# Problem to solve
Show each line of the data below that has the string "積込重量" in it.

# Provided records
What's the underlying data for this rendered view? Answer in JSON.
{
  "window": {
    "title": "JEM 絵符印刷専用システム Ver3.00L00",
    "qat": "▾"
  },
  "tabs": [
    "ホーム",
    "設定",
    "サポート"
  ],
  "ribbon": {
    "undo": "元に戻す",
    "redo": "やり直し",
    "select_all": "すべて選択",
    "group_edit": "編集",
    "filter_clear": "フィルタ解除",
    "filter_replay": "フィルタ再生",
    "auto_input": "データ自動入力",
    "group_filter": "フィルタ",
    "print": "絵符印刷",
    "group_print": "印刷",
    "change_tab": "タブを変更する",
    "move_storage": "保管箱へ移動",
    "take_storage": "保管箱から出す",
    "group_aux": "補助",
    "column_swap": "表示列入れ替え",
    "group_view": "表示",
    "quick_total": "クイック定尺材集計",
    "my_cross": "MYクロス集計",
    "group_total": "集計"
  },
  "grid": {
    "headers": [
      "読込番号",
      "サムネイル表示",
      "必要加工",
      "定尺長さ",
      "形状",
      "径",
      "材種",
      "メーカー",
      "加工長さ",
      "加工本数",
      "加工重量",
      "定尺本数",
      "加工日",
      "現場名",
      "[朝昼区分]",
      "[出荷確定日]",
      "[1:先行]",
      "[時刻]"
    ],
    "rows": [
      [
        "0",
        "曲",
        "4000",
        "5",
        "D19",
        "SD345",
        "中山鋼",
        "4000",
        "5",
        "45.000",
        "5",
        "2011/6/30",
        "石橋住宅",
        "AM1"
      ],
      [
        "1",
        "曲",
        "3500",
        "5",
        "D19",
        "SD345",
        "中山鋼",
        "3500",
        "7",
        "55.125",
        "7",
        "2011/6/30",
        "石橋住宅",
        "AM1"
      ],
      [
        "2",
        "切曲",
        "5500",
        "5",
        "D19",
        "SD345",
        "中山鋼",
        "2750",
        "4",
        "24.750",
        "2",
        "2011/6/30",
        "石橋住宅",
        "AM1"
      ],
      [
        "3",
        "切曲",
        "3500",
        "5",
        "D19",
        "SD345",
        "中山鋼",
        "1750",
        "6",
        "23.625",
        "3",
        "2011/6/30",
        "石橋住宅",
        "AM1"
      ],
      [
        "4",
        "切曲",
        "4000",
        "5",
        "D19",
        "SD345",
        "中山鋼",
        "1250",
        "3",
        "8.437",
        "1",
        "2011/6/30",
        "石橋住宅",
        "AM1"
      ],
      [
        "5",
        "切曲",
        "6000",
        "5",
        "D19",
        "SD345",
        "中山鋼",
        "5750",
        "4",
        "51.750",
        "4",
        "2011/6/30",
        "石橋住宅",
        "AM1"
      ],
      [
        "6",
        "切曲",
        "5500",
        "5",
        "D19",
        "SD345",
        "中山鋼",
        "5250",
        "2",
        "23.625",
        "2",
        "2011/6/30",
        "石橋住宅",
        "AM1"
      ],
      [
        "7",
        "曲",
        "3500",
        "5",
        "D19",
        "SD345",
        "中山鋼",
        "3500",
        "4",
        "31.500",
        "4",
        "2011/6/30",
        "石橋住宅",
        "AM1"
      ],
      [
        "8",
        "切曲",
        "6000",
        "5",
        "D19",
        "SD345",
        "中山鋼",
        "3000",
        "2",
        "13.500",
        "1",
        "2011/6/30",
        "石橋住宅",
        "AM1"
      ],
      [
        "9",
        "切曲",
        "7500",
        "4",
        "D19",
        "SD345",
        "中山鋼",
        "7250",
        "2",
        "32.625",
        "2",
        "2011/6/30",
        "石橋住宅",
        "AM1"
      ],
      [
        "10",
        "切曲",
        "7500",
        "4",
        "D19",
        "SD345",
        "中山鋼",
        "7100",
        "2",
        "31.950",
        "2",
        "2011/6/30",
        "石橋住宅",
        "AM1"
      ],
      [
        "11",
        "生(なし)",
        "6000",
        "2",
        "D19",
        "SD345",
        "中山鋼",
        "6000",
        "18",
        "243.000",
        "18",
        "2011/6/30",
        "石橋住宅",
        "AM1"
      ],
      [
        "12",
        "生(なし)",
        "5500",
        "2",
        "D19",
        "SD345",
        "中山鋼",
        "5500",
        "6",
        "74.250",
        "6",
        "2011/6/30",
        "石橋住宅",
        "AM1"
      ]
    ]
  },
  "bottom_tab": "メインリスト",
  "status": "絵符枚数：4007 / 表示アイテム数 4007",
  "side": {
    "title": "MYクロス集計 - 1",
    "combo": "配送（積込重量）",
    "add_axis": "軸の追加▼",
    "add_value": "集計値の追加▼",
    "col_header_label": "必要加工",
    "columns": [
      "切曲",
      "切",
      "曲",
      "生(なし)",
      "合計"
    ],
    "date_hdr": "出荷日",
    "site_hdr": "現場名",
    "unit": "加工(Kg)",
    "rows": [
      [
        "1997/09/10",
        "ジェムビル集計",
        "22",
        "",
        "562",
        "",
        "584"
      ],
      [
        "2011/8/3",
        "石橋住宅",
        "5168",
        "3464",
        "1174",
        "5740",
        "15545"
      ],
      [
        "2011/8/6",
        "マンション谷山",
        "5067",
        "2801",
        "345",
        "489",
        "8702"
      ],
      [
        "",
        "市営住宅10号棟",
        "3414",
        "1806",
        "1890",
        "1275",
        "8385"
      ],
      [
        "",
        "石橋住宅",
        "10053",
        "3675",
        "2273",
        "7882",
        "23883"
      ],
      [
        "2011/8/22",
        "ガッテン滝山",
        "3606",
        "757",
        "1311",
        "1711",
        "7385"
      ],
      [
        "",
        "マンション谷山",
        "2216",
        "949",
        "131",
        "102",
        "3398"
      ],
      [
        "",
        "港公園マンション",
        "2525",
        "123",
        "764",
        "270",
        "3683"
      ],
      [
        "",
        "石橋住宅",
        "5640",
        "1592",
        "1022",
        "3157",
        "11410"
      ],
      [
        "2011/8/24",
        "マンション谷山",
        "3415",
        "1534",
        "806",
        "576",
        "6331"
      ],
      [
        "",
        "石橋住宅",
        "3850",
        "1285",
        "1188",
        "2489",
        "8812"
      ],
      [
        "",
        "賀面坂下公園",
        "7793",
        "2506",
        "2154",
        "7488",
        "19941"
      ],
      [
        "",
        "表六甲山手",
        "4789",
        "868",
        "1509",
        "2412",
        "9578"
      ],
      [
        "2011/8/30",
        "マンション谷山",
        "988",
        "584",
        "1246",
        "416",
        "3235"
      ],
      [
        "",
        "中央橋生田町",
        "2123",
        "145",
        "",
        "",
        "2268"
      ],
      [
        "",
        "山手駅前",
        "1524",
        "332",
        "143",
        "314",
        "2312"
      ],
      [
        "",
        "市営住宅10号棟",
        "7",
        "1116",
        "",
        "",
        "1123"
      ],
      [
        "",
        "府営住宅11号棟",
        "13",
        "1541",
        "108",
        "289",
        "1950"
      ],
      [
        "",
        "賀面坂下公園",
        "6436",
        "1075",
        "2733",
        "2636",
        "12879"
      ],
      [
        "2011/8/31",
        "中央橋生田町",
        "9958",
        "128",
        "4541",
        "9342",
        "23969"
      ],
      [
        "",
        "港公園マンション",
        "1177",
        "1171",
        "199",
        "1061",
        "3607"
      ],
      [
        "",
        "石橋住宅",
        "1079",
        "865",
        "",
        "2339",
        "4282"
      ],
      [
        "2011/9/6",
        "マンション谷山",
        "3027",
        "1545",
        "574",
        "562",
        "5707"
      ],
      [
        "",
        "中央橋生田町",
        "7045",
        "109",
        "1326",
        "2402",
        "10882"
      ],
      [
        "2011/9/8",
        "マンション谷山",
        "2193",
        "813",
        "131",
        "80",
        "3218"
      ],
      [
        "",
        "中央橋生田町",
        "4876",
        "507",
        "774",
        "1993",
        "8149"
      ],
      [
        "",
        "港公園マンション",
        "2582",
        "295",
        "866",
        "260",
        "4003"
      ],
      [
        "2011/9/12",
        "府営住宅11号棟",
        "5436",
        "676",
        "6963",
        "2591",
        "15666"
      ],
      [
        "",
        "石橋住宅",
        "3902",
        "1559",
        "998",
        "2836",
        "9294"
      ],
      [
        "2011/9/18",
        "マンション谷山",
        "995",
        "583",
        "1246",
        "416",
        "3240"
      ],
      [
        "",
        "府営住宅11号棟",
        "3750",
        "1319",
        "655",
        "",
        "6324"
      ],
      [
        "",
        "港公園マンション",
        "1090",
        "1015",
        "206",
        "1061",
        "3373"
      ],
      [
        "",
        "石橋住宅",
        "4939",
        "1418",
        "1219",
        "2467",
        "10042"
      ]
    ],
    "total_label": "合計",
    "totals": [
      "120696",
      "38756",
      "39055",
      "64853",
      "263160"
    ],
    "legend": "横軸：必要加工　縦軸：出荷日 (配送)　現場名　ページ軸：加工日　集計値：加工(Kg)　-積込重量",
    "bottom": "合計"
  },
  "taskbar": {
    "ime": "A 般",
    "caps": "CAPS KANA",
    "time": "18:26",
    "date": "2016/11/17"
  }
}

# The completed task
    "combo": "配送（積込重量）",
    "legend": "横軸：必要加工　縦軸：出荷日 (配送)　現場名　ページ軸：加工日　集計値：加工(Kg)　-積込重量",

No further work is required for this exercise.